:: WHAT TO DO ::
Listed below are entries; give the number of lines among them that include "over", and only that number.

============================================================

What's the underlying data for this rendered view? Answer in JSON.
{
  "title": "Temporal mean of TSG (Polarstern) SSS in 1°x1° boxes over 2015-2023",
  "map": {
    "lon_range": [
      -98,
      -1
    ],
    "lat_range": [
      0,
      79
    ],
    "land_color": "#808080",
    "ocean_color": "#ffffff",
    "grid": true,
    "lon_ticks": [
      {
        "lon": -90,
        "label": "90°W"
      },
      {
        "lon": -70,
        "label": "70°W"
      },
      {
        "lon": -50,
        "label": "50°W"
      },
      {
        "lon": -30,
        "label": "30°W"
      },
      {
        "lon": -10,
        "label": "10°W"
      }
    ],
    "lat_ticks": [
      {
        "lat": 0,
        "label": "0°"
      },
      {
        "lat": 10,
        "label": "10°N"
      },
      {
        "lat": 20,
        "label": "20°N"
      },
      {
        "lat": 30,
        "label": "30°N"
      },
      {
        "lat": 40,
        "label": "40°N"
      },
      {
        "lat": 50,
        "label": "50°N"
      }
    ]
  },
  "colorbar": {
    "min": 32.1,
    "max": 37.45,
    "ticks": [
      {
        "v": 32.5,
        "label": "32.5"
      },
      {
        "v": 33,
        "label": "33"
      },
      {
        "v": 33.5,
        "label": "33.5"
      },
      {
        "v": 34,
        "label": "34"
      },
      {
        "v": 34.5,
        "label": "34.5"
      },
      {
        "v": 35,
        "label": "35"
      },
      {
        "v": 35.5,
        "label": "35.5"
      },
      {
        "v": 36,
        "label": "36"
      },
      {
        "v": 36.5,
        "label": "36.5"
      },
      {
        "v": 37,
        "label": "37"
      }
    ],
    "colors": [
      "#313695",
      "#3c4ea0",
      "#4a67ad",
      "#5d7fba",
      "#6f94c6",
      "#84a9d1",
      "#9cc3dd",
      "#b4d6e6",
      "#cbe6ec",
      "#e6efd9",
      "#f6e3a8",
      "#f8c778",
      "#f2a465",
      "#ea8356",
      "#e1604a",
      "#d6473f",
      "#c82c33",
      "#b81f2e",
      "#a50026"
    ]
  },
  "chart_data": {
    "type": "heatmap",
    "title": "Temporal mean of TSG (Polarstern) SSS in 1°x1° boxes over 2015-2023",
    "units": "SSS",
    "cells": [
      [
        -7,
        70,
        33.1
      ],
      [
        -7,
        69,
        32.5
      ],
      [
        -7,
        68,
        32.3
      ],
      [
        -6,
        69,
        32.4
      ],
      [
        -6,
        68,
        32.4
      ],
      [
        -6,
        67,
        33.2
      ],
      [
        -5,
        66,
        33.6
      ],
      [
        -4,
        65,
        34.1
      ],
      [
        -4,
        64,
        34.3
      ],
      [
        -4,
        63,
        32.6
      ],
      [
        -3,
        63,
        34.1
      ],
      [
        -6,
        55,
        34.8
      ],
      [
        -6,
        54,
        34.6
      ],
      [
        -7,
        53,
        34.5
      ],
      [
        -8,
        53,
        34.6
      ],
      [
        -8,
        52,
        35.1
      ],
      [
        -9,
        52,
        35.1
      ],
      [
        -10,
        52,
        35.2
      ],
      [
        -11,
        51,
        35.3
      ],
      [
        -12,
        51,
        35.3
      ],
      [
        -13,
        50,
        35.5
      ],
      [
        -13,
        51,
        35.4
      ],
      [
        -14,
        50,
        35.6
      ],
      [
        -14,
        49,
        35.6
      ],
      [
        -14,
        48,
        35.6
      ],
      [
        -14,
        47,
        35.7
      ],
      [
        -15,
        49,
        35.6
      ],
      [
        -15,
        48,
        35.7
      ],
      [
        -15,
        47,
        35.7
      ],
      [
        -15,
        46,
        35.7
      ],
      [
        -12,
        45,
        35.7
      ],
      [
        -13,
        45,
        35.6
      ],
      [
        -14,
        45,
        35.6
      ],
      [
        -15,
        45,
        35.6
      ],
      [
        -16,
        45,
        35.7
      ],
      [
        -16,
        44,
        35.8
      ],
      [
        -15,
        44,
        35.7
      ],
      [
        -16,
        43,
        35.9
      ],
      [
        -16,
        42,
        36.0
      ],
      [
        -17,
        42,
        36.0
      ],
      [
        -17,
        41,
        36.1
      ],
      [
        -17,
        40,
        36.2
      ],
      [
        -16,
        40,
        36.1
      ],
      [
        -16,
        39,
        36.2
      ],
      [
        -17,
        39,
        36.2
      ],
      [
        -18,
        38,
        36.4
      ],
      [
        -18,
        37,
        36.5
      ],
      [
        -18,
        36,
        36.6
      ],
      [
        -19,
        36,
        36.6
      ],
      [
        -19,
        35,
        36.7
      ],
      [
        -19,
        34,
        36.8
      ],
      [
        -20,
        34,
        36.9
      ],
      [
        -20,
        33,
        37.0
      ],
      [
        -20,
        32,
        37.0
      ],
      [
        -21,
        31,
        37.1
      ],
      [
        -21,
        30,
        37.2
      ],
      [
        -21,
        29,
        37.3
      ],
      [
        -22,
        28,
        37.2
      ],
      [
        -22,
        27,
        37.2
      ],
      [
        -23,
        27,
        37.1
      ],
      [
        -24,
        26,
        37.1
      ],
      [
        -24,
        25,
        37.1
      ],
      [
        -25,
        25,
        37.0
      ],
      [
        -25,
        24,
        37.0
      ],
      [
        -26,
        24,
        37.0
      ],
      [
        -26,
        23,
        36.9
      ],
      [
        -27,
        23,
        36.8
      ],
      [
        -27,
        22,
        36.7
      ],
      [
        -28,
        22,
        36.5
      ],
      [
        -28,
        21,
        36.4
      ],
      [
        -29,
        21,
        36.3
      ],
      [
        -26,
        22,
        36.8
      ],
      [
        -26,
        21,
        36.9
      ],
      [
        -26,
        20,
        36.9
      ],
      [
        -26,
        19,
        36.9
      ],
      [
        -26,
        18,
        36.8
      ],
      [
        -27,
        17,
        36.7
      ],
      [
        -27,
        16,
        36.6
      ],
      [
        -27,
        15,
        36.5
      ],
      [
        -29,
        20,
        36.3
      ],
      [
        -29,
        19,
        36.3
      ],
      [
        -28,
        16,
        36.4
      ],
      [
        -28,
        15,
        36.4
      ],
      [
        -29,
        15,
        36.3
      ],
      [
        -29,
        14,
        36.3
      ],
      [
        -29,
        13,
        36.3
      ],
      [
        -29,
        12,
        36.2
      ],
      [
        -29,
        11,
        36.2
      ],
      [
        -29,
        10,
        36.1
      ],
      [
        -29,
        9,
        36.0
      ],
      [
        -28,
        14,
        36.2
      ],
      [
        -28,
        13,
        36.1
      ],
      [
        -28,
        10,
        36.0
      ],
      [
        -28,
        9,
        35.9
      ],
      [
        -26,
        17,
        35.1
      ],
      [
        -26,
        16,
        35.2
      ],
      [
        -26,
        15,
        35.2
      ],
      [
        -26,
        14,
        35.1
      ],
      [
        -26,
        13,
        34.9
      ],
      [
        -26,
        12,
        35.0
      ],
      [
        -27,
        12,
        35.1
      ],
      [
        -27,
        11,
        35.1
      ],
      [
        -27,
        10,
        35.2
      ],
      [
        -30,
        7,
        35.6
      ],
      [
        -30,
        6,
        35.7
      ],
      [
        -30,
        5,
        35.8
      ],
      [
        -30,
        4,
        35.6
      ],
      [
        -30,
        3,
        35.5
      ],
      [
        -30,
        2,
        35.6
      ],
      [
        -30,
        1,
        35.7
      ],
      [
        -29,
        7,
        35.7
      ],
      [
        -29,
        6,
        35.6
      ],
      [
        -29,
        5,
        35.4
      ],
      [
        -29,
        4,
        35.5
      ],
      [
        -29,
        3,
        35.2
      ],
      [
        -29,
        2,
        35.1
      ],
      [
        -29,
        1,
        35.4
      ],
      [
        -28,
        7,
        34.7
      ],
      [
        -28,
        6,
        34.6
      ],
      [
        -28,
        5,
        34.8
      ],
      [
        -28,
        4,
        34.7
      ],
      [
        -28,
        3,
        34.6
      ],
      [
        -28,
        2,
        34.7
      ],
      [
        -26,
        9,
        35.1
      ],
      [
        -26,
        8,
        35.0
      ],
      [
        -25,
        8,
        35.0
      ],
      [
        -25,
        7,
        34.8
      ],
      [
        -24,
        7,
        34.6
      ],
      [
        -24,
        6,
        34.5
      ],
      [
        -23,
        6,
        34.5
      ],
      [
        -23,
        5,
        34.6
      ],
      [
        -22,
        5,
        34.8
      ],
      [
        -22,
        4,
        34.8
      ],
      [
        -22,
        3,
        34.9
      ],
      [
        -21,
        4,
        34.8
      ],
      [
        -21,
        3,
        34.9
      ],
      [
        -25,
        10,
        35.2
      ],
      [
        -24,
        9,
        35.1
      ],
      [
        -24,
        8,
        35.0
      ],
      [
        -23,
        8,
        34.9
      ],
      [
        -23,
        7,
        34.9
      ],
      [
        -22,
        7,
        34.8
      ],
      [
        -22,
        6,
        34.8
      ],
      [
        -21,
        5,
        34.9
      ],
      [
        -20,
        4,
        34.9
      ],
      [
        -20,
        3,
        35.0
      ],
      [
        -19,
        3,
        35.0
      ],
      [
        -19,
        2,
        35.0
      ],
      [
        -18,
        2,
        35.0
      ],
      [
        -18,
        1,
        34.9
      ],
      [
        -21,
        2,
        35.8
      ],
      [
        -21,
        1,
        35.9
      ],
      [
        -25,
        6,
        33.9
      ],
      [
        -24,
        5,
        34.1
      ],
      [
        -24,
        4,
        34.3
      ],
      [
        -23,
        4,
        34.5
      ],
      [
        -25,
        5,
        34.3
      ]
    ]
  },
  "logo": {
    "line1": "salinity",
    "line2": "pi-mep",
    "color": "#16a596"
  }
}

============================================================

:: REPLY TO THE EXERCISE ::
2